Part of a data file
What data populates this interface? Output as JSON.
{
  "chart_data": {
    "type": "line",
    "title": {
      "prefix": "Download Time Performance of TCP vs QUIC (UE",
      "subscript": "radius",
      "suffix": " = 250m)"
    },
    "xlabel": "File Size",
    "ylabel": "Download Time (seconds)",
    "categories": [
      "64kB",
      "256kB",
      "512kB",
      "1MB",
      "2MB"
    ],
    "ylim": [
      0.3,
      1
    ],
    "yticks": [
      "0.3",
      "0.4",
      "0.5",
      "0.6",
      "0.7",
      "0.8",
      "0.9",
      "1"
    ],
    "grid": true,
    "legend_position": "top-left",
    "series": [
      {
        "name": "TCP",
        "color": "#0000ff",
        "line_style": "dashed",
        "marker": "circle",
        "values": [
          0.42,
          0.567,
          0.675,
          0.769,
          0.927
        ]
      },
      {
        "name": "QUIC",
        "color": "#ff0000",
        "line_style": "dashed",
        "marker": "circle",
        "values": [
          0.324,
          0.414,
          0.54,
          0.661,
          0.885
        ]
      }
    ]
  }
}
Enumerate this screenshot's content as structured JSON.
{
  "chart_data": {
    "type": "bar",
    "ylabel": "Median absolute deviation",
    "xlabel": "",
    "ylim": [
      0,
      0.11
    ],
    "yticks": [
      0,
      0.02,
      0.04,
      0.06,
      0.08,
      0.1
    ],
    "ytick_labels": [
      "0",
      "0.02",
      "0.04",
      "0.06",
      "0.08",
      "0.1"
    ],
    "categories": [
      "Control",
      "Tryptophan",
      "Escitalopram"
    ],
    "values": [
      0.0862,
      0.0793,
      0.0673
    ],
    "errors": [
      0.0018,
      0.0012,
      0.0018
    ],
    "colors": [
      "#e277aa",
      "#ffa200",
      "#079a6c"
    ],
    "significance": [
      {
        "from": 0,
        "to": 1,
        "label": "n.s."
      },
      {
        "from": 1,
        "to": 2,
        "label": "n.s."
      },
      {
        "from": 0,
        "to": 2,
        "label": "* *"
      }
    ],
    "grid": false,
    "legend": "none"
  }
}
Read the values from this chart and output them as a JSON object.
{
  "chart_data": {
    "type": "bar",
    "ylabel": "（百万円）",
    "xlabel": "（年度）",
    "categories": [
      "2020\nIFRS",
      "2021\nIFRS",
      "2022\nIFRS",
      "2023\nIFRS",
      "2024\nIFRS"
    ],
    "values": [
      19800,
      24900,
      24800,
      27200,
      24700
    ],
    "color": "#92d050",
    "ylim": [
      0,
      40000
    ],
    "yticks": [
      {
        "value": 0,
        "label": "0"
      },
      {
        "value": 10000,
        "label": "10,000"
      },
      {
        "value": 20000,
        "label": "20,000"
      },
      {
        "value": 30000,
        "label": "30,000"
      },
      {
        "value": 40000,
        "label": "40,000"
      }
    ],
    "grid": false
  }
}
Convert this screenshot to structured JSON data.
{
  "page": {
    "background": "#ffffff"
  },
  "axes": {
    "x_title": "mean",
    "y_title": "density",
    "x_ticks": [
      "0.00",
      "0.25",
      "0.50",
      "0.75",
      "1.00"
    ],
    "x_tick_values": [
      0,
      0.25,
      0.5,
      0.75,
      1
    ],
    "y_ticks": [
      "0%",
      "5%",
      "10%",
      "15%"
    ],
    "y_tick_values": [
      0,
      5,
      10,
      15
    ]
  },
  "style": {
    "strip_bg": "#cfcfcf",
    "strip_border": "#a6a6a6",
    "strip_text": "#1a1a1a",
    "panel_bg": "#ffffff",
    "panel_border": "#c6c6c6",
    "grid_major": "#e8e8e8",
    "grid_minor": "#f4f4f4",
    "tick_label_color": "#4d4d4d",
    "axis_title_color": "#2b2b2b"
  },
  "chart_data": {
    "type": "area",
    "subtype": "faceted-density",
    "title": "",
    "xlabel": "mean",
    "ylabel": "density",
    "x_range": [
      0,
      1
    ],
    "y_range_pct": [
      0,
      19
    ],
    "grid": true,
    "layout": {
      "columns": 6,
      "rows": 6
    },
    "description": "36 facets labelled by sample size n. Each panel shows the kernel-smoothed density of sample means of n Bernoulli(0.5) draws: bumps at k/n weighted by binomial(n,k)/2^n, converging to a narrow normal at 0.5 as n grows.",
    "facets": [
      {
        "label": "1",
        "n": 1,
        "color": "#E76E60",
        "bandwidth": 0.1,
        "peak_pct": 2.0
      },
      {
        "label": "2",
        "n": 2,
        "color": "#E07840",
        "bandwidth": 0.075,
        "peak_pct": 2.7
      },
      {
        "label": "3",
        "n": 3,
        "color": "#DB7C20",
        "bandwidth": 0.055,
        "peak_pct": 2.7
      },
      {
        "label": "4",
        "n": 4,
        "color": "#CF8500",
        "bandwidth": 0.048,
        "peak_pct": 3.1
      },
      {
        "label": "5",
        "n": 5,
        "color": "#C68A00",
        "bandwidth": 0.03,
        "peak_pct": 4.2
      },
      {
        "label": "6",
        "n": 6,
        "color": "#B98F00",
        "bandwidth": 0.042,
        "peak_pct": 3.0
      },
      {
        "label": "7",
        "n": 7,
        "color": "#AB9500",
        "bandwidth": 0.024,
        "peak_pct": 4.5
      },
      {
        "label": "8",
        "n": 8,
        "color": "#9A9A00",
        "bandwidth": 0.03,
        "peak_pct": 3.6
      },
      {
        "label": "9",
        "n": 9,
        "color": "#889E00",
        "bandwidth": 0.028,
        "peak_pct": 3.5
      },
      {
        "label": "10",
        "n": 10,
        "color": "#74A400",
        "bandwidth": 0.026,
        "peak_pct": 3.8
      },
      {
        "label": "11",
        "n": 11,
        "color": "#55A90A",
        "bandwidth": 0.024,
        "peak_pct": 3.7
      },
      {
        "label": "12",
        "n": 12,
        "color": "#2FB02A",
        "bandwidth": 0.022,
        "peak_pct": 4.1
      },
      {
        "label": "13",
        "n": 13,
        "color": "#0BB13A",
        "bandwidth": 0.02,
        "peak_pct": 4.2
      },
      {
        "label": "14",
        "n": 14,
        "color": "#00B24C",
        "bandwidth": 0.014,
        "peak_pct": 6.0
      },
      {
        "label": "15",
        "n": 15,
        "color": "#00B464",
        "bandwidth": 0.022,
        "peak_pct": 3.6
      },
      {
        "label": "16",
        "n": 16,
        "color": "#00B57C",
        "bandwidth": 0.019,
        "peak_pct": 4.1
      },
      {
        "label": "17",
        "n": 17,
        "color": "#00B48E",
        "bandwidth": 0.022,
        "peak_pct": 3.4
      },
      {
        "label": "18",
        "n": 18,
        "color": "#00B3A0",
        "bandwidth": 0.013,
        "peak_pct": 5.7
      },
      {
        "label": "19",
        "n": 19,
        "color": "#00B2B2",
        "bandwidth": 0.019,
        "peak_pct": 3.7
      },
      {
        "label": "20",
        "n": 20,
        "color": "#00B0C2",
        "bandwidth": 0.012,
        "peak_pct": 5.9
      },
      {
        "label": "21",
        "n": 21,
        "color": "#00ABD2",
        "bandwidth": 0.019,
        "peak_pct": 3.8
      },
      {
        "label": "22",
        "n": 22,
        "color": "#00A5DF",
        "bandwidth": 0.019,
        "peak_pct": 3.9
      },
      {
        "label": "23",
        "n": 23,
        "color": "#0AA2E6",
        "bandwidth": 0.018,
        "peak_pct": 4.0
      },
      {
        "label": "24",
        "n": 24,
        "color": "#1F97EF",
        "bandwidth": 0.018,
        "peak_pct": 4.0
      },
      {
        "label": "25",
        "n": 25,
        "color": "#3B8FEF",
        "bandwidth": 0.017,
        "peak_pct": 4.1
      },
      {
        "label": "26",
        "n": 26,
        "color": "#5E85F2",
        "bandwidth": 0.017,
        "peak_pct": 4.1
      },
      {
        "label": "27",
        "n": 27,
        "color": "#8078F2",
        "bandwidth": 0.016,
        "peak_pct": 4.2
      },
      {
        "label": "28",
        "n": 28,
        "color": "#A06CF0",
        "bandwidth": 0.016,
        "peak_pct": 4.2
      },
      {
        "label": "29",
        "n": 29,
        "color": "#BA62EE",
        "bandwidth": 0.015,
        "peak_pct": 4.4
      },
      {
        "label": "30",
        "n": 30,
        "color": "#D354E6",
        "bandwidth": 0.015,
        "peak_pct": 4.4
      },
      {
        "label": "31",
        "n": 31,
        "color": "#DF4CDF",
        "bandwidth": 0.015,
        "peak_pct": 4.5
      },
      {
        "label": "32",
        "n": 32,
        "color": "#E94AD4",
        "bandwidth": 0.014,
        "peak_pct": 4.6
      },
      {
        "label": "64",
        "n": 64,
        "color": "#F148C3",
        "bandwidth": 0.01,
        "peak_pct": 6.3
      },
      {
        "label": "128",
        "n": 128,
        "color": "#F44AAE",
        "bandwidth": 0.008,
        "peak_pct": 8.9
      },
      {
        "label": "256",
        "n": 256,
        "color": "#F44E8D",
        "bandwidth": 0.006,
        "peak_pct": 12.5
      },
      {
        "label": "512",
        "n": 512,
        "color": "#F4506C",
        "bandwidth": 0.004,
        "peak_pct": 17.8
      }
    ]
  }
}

**Directions for this task**
Give the number of lines that carry the word "Time", with nothing added.

**Exercise response**
2